*Given entries:*

*****

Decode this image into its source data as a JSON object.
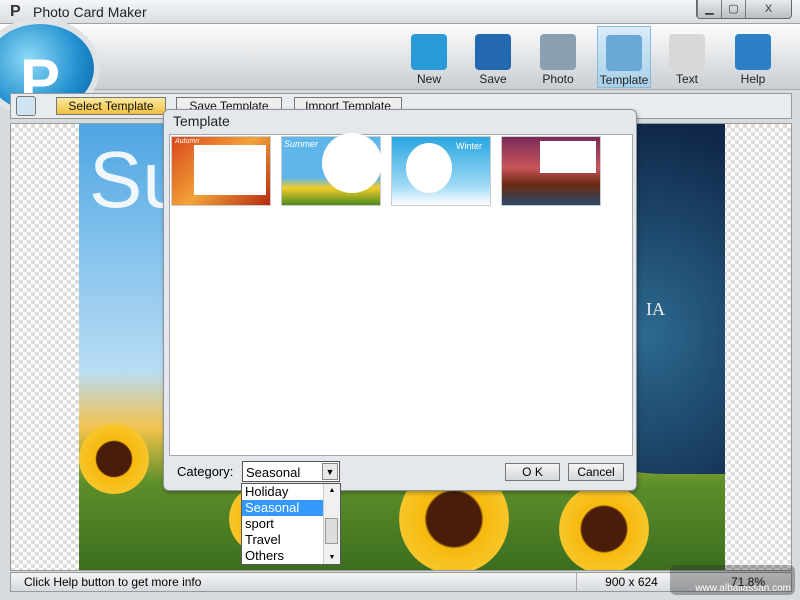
{
  "window": {
    "title": "Photo Card Maker",
    "logo": "P",
    "controls": [
      "minimize",
      "maximize",
      "close"
    ]
  },
  "toolbar": {
    "items": [
      {
        "label": "New",
        "icon": "folder-icon",
        "color": "#2a9ad8"
      },
      {
        "label": "Save",
        "icon": "save-icon",
        "color": "#2469b0"
      },
      {
        "label": "Photo",
        "icon": "photo-icon",
        "color": "#8aa0b0"
      },
      {
        "label": "Template",
        "icon": "template-icon",
        "color": "#6aa8d8",
        "active": true
      },
      {
        "label": "Text",
        "icon": "text-icon",
        "color": "#d8d8d8"
      },
      {
        "label": "Help",
        "icon": "help-icon",
        "color": "#2d7fc8"
      }
    ]
  },
  "subtoolbar": {
    "select": "Select Template",
    "save": "Save Template",
    "import": "Import Template"
  },
  "canvas": {
    "text_left": "Su",
    "text_right": "IA"
  },
  "dialog": {
    "title": "Template",
    "templates": [
      {
        "name": "Autumn",
        "label": "Autumn"
      },
      {
        "name": "Summer",
        "label": "Summer"
      },
      {
        "name": "Winter",
        "label": "Winter"
      },
      {
        "name": "Sunset",
        "label": ""
      }
    ],
    "category_label": "Category:",
    "category_value": "Seasonal",
    "ok": "O K",
    "cancel": "Cancel",
    "options": [
      "Holiday",
      "Seasonal",
      "sport",
      "Travel",
      "Others"
    ],
    "selected_index": 1
  },
  "status": {
    "message": "Click Help button to get more info",
    "dimensions": "900 x 624",
    "zoom": "71.8%"
  },
  "watermark": "www.albailassan.com"
}
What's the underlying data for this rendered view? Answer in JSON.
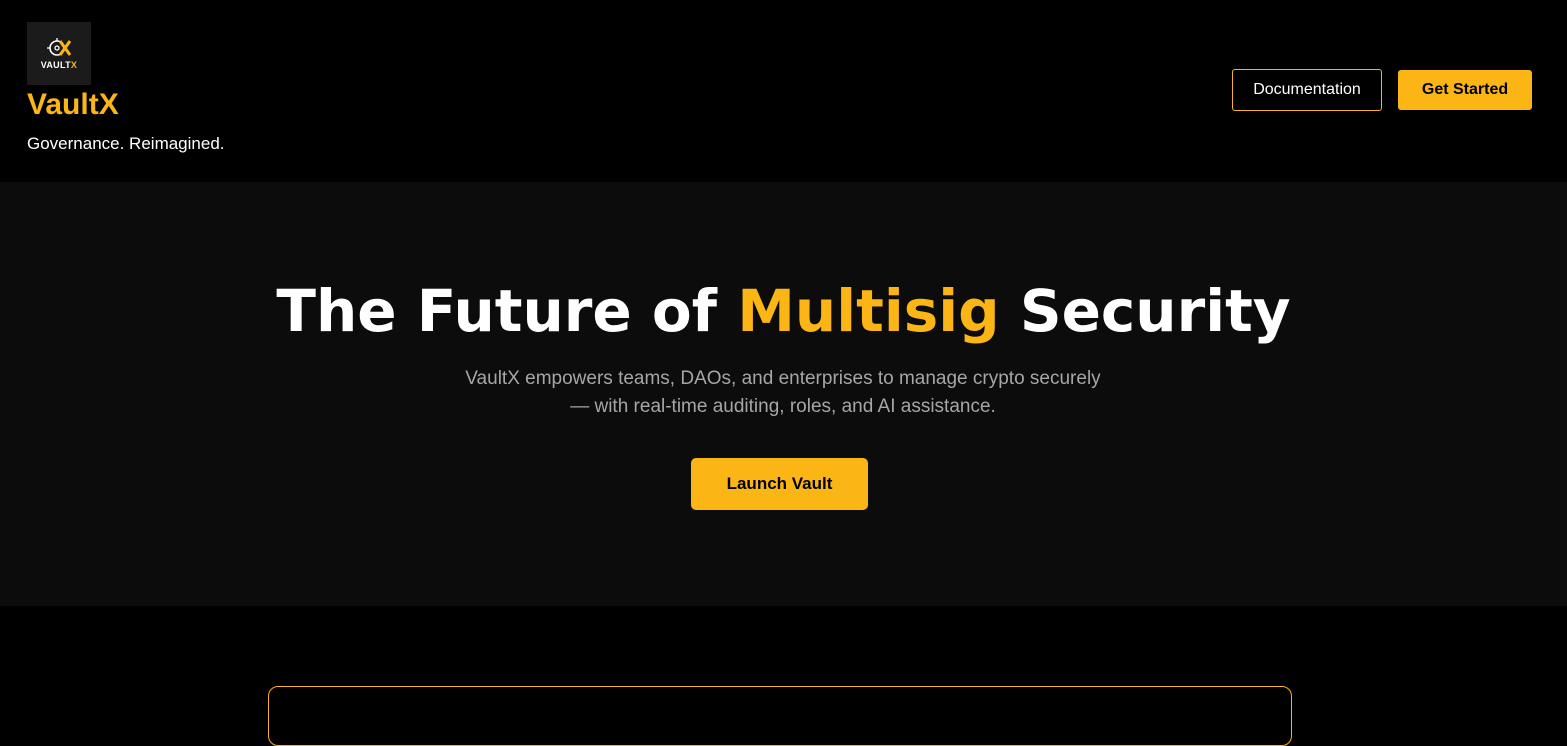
{
  "header": {
    "logo": {
      "icon": "vaultx-logo-icon",
      "text_main": "VAULT",
      "text_accent": "X"
    },
    "brand_name": "VaultX",
    "tagline": "Governance. Reimagined.",
    "nav": {
      "documentation_label": "Documentation",
      "get_started_label": "Get Started"
    }
  },
  "hero": {
    "title_before": "The Future of ",
    "title_accent": "Multisig",
    "title_after": " Security",
    "subtitle_line1": "VaultX empowers teams, DAOs, and enterprises to manage crypto securely",
    "subtitle_line2": "— with real-time auditing, roles, and AI assistance.",
    "cta_label": "Launch Vault"
  },
  "colors": {
    "accent": "#fbb615",
    "background": "#000000",
    "hero_background": "#0c0c0c",
    "subtitle_text": "#a6a6a6"
  }
}
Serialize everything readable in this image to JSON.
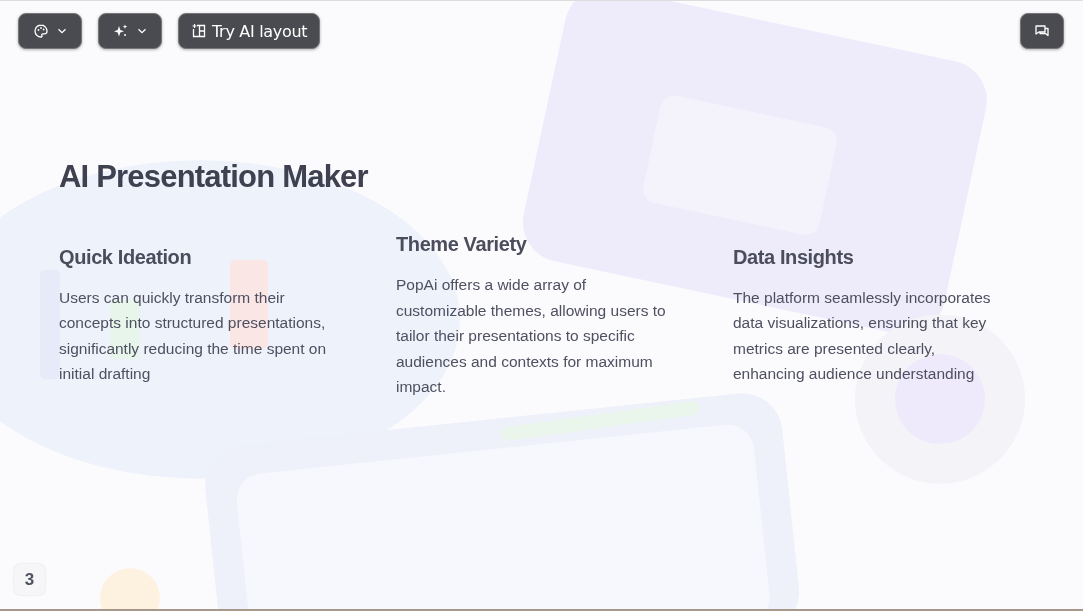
{
  "toolbar": {
    "theme_button": {
      "kind": "dropdown"
    },
    "ai_button": {
      "kind": "dropdown"
    },
    "layout_button": {
      "label": "Try AI layout"
    }
  },
  "slide": {
    "title": "AI Presentation Maker",
    "features": [
      {
        "heading": "Quick Ideation",
        "text": "Users can quickly transform their concepts into structured presentations, significantly reducing the time spent on initial drafting"
      },
      {
        "heading": "Theme Variety",
        "text": "PopAi offers a wide array of customizable themes, allowing users to tailor their presentations to specific audiences and contexts for maximum impact."
      },
      {
        "heading": "Data Insights",
        "text": "The platform seamlessly incorporates data visualizations, ensuring that key metrics are presented clearly, enhancing audience understanding"
      }
    ]
  },
  "page_number": "3"
}
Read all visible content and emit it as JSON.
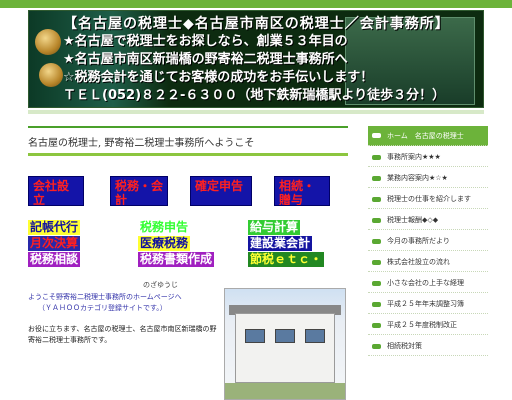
{
  "header": {
    "lines": [
      "【名古屋の税理士◆名古屋市南区の税理士／会計事務所】",
      "★名古屋で税理士をお探しなら、創業５３年目の",
      "★名古屋市南区新瑞橋の野寄裕二税理士事務所へ",
      "☆税務会計を通じてお客様の成功をお手伝いします！",
      "ＴＥＬ(052)８２２-６３００（地下鉄新瑞橋駅より徒歩３分！）"
    ]
  },
  "main": {
    "welcome": "名古屋の税理士, 野寄裕二税理士事務所へようこそ",
    "buttons": [
      "会社設立",
      "税務・会計",
      "確定申告",
      "相続・贈与"
    ],
    "tags": [
      {
        "label": "記帳代行",
        "color": "#1010a0",
        "bg": "#ffff33"
      },
      {
        "label": "税務申告",
        "color": "#33ff33",
        "bg": "#ffffff"
      },
      {
        "label": "給与計算",
        "color": "#ffffff",
        "bg": "#33cc33"
      },
      {
        "label": "月次決算",
        "color": "#ff2020",
        "bg": "#2828a8"
      },
      {
        "label": "医療税務",
        "color": "#1010a0",
        "bg": "#ffff33"
      },
      {
        "label": "建設業会計",
        "color": "#ffffff",
        "bg": "#1414a0"
      },
      {
        "label": "税務相談",
        "color": "#ffffff",
        "bg": "#a020c0"
      },
      {
        "label": "税務書類作成",
        "color": "#ffffff",
        "bg": "#a020c0"
      },
      {
        "label": "節税ｅｔｃ・",
        "color": "#ffff33",
        "bg": "#228822"
      }
    ],
    "intro": {
      "subname": "のざゆうじ",
      "line1": "ようこそ野寄裕二税理士事務所のホームページへ",
      "line2": "（ＹＡＨＯＯカテゴリ登録サイトです。）",
      "para": "お役に立ちます、名古屋の税理士、名古屋市南区新瑞橋の野寄裕二税理士事務所です。"
    }
  },
  "sidebar": {
    "items": [
      "ホーム　名古屋の税理士",
      "事務所案内★★★",
      "業務内容案内★☆★",
      "税理士の仕事を紹介します",
      "税理士報酬◆◇◆",
      "今月の事務所だより",
      "株式会社設立の流れ",
      "小さな会社の上手な経理",
      "平成２５年年末調整习簿",
      "平成２５年度税制改正",
      "相続税対策"
    ]
  },
  "colors": {
    "accent": "#6cb33a",
    "header_bg": "#0d2b10",
    "button_bg": "#1414a8",
    "button_text": "#ff2020"
  }
}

*****

*Stated exercise:*
Pull out each line holding the string "名古屋の税理士".

*Task output:*
      "【名古屋の税理士◆名古屋市南区の税理士／会計事務所】",
    "welcome": "名古屋の税理士, 野寄裕二税理士事務所へようこそ",
      "para": "お役に立ちます、名古屋の税理士、名古屋市南区新瑞橋の野寄裕二税理士事務所です。"
      "ホーム　名古屋の税理士",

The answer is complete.